What is expected
Copy out each line containing "Relative" from the entries below.

(Records from a data source)
>>
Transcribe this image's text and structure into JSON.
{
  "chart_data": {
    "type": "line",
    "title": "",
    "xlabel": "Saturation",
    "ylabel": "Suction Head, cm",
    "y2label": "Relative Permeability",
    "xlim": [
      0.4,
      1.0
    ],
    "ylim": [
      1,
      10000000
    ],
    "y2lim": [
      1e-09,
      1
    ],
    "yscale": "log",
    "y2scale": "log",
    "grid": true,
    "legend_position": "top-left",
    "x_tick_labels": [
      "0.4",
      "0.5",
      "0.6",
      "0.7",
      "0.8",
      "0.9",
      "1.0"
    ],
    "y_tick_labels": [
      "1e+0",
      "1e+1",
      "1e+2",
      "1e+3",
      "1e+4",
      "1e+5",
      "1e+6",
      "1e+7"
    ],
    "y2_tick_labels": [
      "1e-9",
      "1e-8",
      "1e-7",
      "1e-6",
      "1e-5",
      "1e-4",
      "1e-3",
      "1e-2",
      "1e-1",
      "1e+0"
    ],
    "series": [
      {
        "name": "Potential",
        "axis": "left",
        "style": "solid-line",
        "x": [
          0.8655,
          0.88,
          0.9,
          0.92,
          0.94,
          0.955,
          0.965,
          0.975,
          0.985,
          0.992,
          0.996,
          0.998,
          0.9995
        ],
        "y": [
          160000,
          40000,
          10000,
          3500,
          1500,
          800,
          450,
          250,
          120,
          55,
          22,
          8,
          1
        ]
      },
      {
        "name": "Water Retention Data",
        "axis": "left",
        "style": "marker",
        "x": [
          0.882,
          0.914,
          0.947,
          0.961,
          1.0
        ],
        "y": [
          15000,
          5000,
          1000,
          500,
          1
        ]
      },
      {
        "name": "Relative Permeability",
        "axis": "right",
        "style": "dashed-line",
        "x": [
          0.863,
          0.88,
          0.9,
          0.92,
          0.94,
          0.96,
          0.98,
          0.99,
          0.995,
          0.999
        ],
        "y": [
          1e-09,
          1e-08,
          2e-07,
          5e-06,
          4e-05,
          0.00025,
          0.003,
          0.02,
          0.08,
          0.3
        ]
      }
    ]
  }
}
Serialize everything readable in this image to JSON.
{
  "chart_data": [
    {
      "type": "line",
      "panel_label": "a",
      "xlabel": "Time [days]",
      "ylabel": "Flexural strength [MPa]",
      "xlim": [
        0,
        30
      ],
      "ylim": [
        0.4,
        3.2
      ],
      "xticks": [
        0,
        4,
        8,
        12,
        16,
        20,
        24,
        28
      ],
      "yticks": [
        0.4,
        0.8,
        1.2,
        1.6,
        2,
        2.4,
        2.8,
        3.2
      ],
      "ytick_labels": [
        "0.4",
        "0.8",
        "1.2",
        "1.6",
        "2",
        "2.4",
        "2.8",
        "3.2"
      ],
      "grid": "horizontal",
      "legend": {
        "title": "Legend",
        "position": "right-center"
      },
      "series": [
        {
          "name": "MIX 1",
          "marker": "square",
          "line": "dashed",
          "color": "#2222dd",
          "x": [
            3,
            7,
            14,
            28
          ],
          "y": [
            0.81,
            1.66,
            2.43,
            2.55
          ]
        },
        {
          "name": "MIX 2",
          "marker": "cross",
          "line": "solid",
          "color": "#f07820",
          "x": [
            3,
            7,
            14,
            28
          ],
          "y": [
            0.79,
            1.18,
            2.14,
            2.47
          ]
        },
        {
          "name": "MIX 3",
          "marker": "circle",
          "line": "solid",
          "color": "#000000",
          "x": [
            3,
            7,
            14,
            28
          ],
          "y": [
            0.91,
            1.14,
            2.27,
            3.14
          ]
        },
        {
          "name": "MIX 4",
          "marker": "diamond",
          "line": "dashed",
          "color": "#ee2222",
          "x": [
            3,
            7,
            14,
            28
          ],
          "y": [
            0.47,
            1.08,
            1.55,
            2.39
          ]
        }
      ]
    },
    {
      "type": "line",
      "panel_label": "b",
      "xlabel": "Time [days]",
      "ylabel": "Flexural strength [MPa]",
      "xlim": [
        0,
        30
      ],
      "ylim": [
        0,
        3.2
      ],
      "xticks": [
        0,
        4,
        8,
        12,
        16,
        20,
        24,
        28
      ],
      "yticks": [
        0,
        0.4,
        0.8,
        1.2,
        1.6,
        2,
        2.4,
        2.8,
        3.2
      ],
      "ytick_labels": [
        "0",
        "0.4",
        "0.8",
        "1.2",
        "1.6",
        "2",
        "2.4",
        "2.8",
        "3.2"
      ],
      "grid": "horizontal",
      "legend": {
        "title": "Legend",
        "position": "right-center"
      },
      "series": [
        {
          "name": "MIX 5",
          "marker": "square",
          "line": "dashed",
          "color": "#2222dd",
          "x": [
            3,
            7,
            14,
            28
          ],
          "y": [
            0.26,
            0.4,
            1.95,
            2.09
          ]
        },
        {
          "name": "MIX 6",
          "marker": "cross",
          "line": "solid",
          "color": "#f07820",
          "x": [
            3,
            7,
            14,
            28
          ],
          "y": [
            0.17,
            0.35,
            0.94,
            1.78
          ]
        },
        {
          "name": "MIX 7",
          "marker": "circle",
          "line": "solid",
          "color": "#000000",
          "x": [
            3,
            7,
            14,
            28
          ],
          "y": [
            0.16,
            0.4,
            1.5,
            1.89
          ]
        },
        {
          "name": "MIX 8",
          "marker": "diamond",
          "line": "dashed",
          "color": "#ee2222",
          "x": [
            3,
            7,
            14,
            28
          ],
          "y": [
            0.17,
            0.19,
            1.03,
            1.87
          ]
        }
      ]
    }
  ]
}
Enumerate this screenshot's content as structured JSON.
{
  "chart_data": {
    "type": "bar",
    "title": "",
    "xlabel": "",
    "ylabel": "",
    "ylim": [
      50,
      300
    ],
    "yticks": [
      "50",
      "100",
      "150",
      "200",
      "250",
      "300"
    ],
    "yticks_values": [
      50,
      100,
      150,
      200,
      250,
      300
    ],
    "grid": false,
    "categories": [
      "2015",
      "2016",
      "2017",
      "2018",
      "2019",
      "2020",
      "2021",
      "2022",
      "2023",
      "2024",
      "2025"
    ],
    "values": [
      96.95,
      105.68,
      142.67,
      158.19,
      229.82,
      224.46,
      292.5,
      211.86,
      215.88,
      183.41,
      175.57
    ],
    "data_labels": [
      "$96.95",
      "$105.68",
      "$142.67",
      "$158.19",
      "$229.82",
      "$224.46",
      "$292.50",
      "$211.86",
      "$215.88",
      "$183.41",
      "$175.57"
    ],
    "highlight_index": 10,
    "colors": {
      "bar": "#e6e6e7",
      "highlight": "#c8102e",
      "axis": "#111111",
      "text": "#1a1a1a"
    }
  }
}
<<
Full solution
    "y2label": "Relative Permeability",
        "name": "Relative Permeability",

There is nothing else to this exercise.